[Some records]
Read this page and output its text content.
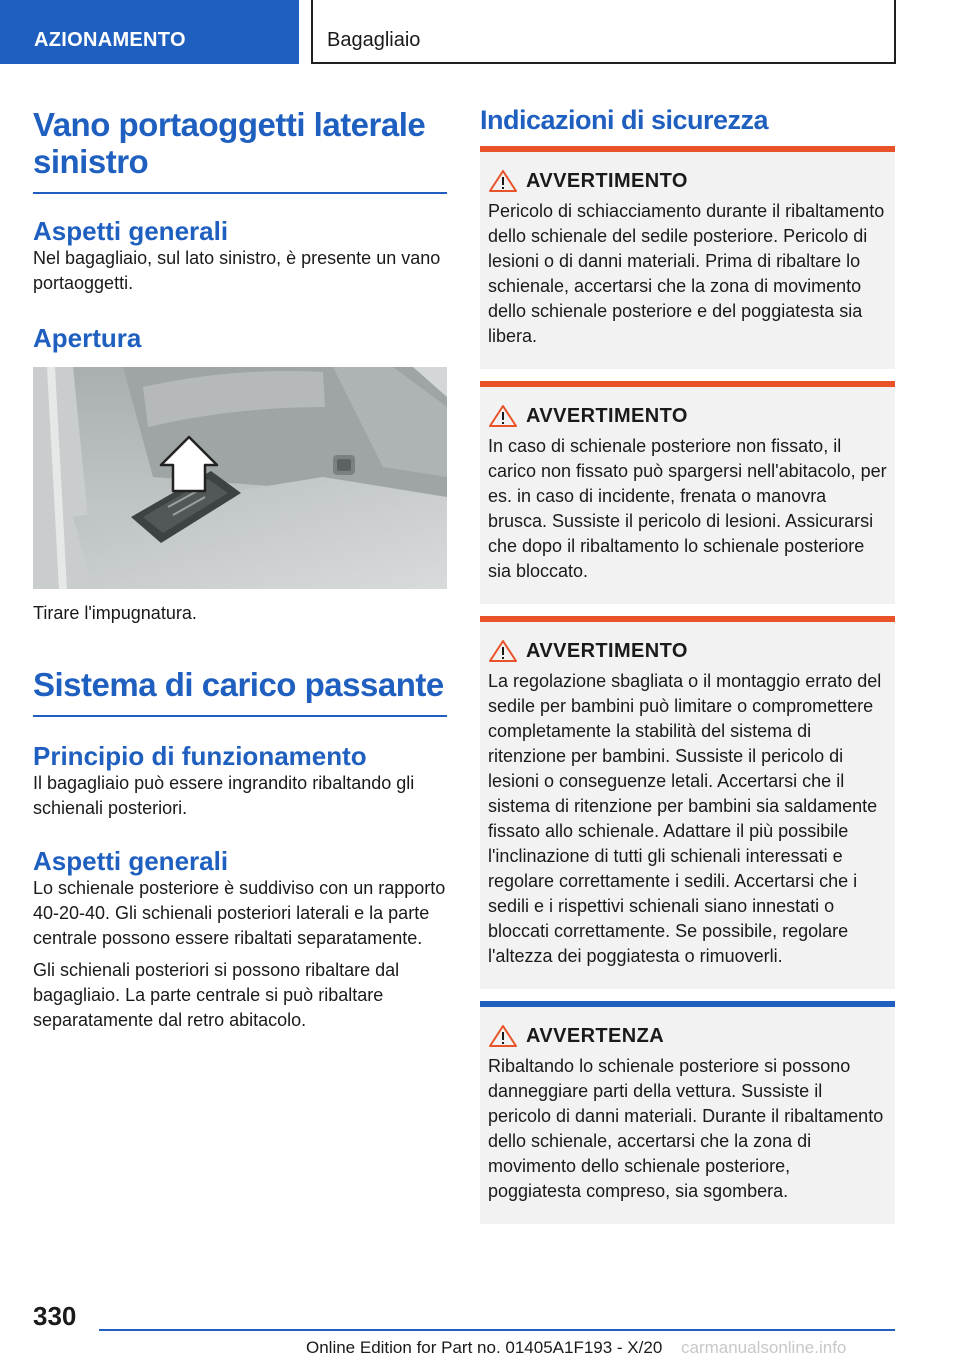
AZIONAMENTO	Bagagliaio
Vano portaoggetti laterale sinistro
Aspetti generali
Nel bagagliaio, sul lato sinistro, è presente un vano portaoggetti.
Apertura
Tirare l'impugnatura.
Sistema di carico passante
Principio di funzionamento
Il bagagliaio può essere ingrandito ribaltando gli schienali posteriori.
Aspetti generali
Lo schienale posteriore è suddiviso con un rapporto 40-20-40. Gli schienali posteriori laterali e la parte centrale possono essere ribaltati separatamente.
Gli schienali posteriori si possono ribaltare dal bagagliaio. La parte centrale si può ribaltare separatamente dal retro abitacolo.
Indicazioni di sicurezza
AVVERTIMENTO
Pericolo di schiacciamento durante il ribaltamento dello schienale del sedile posteriore. Pericolo di lesioni o di danni materiali. Prima di ribaltare lo schienale, accertarsi che la zona di movimento dello schienale posteriore e del poggiatesta sia libera.
AVVERTIMENTO
In caso di schienale posteriore non fissato, il carico non fissato può spargersi nell'abitacolo, per es. in caso di incidente, frenata o manovra brusca. Sussiste il pericolo di lesioni. Assicurarsi che dopo il ribaltamento lo schienale posteriore sia bloccato.
AVVERTIMENTO
La regolazione sbagliata o il montaggio errato del sedile per bambini può limitare o compromettere completamente la stabilità del sistema di ritenzione per bambini. Sussiste il pericolo di lesioni o conseguenze letali. Accertarsi che il sistema di ritenzione per bambini sia saldamente fissato allo schienale. Adattare il più possibile l'inclinazione di tutti gli schienali interessati e regolare correttamente i sedili. Accertarsi che i sedili e i rispettivi schienali siano innestati o bloccati correttamente. Se possibile, regolare l'altezza dei poggiatesta o rimuoverli.
AVVERTENZA
Ribaltando lo schienale posteriore si possono danneggiare parti della vettura. Sussiste il pericolo di danni materiali. Durante il ribaltamento dello schienale, accertarsi che la zona di movimento dello schienale posteriore, poggiatesta compreso, sia sgombera.
330
Online Edition for Part no. 01405A1F193 - X/20 carmanualsonline.info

■ **EXERCISE DESCRIPTION**
Produce an exact copy of each line of data, skipping embedded images.

■ **COMPLETE RESPONSE**
Read this page and output its text content.
AZIONAMENTO	Bagagliaio
Vano portaoggetti laterale sinistro
Aspetti generali
Nel bagagliaio, sul lato sinistro, è presente un vano portaoggetti.
Apertura
Tirare l'impugnatura.
Sistema di carico passante
Principio di funzionamento
Il bagagliaio può essere ingrandito ribaltando gli schienali posteriori.
Aspetti generali
Lo schienale posteriore è suddiviso con un rapporto 40-20-40. Gli schienali posteriori laterali e la parte centrale possono essere ribaltati separatamente.
Gli schienali posteriori si possono ribaltare dal bagagliaio. La parte centrale si può ribaltare separatamente dal retro abitacolo.
Indicazioni di sicurezza
AVVERTIMENTO
Pericolo di schiacciamento durante il ribaltamento dello schienale del sedile posteriore. Pericolo di lesioni o di danni materiali. Prima di ribaltare lo schienale, accertarsi che la zona di movimento dello schienale posteriore e del poggiatesta sia libera.
AVVERTIMENTO
In caso di schienale posteriore non fissato, il carico non fissato può spargersi nell'abitacolo, per es. in caso di incidente, frenata o manovra brusca. Sussiste il pericolo di lesioni. Assicurarsi che dopo il ribaltamento lo schienale posteriore sia bloccato.
AVVERTIMENTO
La regolazione sbagliata o il montaggio errato del sedile per bambini può limitare o compromettere completamente la stabilità del sistema di ritenzione per bambini. Sussiste il pericolo di lesioni o conseguenze letali. Accertarsi che il sistema di ritenzione per bambini sia saldamente fissato allo schienale. Adattare il più possibile l'inclinazione di tutti gli schienali interessati e regolare correttamente i sedili. Accertarsi che i sedili e i rispettivi schienali siano innestati o bloccati correttamente. Se possibile, regolare l'altezza dei poggiatesta o rimuoverli.
AVVERTENZA
Ribaltando lo schienale posteriore si possono danneggiare parti della vettura. Sussiste il pericolo di danni materiali. Durante il ribaltamento dello schienale, accertarsi che la zona di movimento dello schienale posteriore, poggiatesta compreso, sia sgombera.
330
Online Edition for Part no. 01405A1F193 - X/20 carmanualsonline.info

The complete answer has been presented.